◆ PROBLEM DESCRIPTION ◆
Repeat each line word for word.

•••

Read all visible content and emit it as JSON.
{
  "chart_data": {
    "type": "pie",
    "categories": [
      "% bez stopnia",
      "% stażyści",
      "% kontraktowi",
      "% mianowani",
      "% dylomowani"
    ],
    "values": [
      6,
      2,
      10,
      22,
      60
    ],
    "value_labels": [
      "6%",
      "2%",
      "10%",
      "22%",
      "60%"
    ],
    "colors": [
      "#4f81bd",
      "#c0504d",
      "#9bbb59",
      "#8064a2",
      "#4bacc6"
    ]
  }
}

•••

◆ FULL RESPONSE ◆
Read all visible content and emit it as JSON.
{
  "chart_data": {
    "type": "pie",
    "categories": [
      "% bez stopnia",
      "% stażyści",
      "% kontraktowi",
      "% mianowani",
      "% dylomowani"
    ],
    "values": [
      6,
      2,
      10,
      22,
      60
    ],
    "value_labels": [
      "6%",
      "2%",
      "10%",
      "22%",
      "60%"
    ],
    "colors": [
      "#4f81bd",
      "#c0504d",
      "#9bbb59",
      "#8064a2",
      "#4bacc6"
    ]
  }
}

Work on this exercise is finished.